Put the data below into a Markdown table with two columns, No. and Line. Number each row in order and skip any blank lines.

· · · · · · ·

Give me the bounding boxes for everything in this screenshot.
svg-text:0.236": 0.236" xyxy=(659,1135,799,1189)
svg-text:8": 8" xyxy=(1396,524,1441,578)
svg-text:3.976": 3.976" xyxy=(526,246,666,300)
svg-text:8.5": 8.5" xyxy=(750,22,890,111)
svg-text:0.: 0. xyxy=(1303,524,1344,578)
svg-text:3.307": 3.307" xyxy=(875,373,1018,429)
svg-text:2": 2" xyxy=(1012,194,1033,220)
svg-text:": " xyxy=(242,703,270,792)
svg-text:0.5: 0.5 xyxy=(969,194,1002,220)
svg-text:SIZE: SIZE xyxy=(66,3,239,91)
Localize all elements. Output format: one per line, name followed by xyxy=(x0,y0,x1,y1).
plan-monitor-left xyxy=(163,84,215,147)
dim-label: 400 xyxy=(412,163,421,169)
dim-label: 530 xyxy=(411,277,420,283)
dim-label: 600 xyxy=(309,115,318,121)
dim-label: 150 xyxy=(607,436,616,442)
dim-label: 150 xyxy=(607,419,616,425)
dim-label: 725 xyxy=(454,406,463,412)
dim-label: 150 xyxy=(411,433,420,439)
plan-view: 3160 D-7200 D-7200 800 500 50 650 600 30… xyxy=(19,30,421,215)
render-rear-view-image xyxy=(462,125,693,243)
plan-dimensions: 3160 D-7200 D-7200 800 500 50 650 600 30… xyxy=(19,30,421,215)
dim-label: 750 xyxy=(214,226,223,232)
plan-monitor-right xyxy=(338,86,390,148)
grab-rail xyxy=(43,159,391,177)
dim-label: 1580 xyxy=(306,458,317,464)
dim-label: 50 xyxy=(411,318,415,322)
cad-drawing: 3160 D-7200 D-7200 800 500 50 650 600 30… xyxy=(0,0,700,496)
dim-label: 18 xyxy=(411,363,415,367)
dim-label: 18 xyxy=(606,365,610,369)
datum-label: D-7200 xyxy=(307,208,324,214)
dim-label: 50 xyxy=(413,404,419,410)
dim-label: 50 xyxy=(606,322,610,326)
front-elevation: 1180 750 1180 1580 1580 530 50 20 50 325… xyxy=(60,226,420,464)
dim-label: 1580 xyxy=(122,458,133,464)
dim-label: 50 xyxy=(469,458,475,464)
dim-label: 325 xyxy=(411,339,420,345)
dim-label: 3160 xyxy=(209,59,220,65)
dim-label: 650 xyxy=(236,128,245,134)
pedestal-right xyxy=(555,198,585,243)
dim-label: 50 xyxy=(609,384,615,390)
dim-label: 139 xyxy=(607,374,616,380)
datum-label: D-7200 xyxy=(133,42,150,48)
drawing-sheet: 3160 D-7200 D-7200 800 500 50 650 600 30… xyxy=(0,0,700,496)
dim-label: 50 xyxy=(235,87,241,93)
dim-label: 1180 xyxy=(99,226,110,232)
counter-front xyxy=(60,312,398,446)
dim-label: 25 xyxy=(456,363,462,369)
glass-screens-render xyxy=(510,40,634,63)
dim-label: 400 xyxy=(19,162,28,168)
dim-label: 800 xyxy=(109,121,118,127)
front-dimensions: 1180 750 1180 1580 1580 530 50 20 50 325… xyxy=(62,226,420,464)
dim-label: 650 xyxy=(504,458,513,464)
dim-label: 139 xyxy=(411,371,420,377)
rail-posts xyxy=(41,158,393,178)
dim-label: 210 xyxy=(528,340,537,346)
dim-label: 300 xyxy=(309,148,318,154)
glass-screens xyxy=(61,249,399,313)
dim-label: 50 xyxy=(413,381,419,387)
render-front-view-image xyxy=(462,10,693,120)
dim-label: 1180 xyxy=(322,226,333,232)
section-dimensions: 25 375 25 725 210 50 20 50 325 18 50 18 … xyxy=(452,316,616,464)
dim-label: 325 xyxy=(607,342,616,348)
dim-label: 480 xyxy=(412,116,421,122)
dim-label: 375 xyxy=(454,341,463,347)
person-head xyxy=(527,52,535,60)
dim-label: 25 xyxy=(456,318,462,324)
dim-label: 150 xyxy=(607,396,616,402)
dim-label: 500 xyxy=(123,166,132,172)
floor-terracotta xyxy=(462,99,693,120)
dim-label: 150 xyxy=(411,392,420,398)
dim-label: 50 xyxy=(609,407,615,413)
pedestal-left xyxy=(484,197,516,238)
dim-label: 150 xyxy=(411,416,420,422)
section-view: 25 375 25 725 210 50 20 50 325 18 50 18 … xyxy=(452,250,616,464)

· · · · · · ·

▸ **SOLUTION FOR THIS PROBLEM**
| No. | Line |
|---|---|
| 1 | Give me the bounding boxes for everything in this screenshot. |
| 2 | svg-text:0.236": 0.236" xyxy=(659,1135,799,1189) |
| 3 | svg-text:8": 8" xyxy=(1396,524,1441,578) |
| 4 | svg-text:3.976": 3.976" xyxy=(526,246,666,300) |
| 5 | svg-text:8.5": 8.5" xyxy=(750,22,890,111) |
| 6 | svg-text:0.: 0. xyxy=(1303,524,1344,578) |
| 7 | svg-text:3.307": 3.307" xyxy=(875,373,1018,429) |
| 8 | svg-text:2": 2" xyxy=(1012,194,1033,220) |
| 9 | svg-text:": " xyxy=(242,703,270,792) |
| 10 | svg-text:0.5: 0.5 xyxy=(969,194,1002,220) |
| 11 | svg-text:SIZE: SIZE xyxy=(66,3,239,91) |
| 12 | Localize all elements. Output format: one per line, name followed by xyxy=(x0,y0,x1,y1). |
| 13 | plan-monitor-left xyxy=(163,84,215,147) |
| 14 | dim-label: 400 xyxy=(412,163,421,169) |
| 15 | dim-label: 530 xyxy=(411,277,420,283) |
| 16 | dim-label: 600 xyxy=(309,115,318,121) |
| 17 | dim-label: 150 xyxy=(607,436,616,442) |
| 18 | dim-label: 150 xyxy=(607,419,616,425) |
| 19 | dim-label: 725 xyxy=(454,406,463,412) |
| 20 | dim-label: 150 xyxy=(411,433,420,439) |
| 21 | plan-view: 3160 D-7200 D-7200 800 500 50 650 600 30… xyxy=(19,30,421,215) |
| 22 | render-rear-view-image xyxy=(462,125,693,243) |
| 23 | plan-dimensions: 3160 D-7200 D-7200 800 500 50 650 600 30… xyxy=(19,30,421,215) |
| 24 | dim-label: 750 xyxy=(214,226,223,232) |
| 25 | plan-monitor-right xyxy=(338,86,390,148) |
| 26 | grab-rail xyxy=(43,159,391,177) |
| 27 | dim-label: 1580 xyxy=(306,458,317,464) |
| 28 | dim-label: 50 xyxy=(411,318,415,322) |
| 29 | cad-drawing: 3160 D-7200 D-7200 800 500 50 650 600 30… xyxy=(0,0,700,496) |
| 30 | dim-label: 18 xyxy=(411,363,415,367) |
| 31 | dim-label: 18 xyxy=(606,365,610,369) |
| 32 | datum-label: D-7200 xyxy=(307,208,324,214) |
| 33 | dim-label: 50 xyxy=(413,404,419,410) |
| 34 | dim-label: 50 xyxy=(606,322,610,326) |
| 35 | front-elevation: 1180 750 1180 1580 1580 530 50 20 50 325… xyxy=(60,226,420,464) |
| 36 | dim-label: 1580 xyxy=(122,458,133,464) |
| 37 | dim-label: 50 xyxy=(469,458,475,464) |
| 38 | dim-label: 325 xyxy=(411,339,420,345) |
| 39 | dim-label: 3160 xyxy=(209,59,220,65) |
| 40 | dim-label: 650 xyxy=(236,128,245,134) |
| 41 | pedestal-right xyxy=(555,198,585,243) |
| 42 | dim-label: 50 xyxy=(609,384,615,390) |
| 43 | dim-label: 139 xyxy=(607,374,616,380) |
| 44 | datum-label: D-7200 xyxy=(133,42,150,48) |
| 45 | drawing-sheet: 3160 D-7200 D-7200 800 500 50 650 600 30… xyxy=(0,0,700,496) |
| 46 | dim-label: 50 xyxy=(235,87,241,93) |
| 47 | dim-label: 1180 xyxy=(99,226,110,232) |
| 48 | counter-front xyxy=(60,312,398,446) |
| 49 | dim-label: 25 xyxy=(456,363,462,369) |
| 50 | glass-screens-render xyxy=(510,40,634,63) |
| 51 | dim-label: 400 xyxy=(19,162,28,168) |
| 52 | dim-label: 800 xyxy=(109,121,118,127) |
| 53 | front-dimensions: 1180 750 1180 1580 1580 530 50 20 50 325… xyxy=(62,226,420,464) |
| 54 | dim-label: 650 xyxy=(504,458,513,464) |
| 55 | dim-label: 139 xyxy=(411,371,420,377) |
| 56 | rail-posts xyxy=(41,158,393,178) |
| 57 | dim-label: 210 xyxy=(528,340,537,346) |
| 58 | dim-label: 300 xyxy=(309,148,318,154) |
| 59 | glass-screens xyxy=(61,249,399,313) |
| 60 | dim-label: 50 xyxy=(413,381,419,387) |
| 61 | render-front-view-image xyxy=(462,10,693,120) |
| 62 | dim-label: 1180 xyxy=(322,226,333,232) |
| 63 | section-dimensions: 25 375 25 725 210 50 20 50 325 18 50 18 … xyxy=(452,316,616,464) |
| 64 | dim-label: 325 xyxy=(607,342,616,348) |
| 65 | dim-label: 480 xyxy=(412,116,421,122) |
| 66 | dim-label: 375 xyxy=(454,341,463,347) |
| 67 | person-head xyxy=(527,52,535,60) |
| 68 | dim-label: 25 xyxy=(456,318,462,324) |
| 69 | dim-label: 150 xyxy=(607,396,616,402) |
| 70 | dim-label: 500 xyxy=(123,166,132,172) |
| 71 | floor-terracotta xyxy=(462,99,693,120) |
| 72 | dim-label: 150 xyxy=(411,392,420,398) |
| 73 | dim-label: 50 xyxy=(609,407,615,413) |
| 74 | pedestal-left xyxy=(484,197,516,238) |
| 75 | dim-label: 150 xyxy=(411,416,420,422) |
| 76 | section-view: 25 375 25 725 210 50 20 50 325 18 50 18 … xyxy=(452,250,616,464) |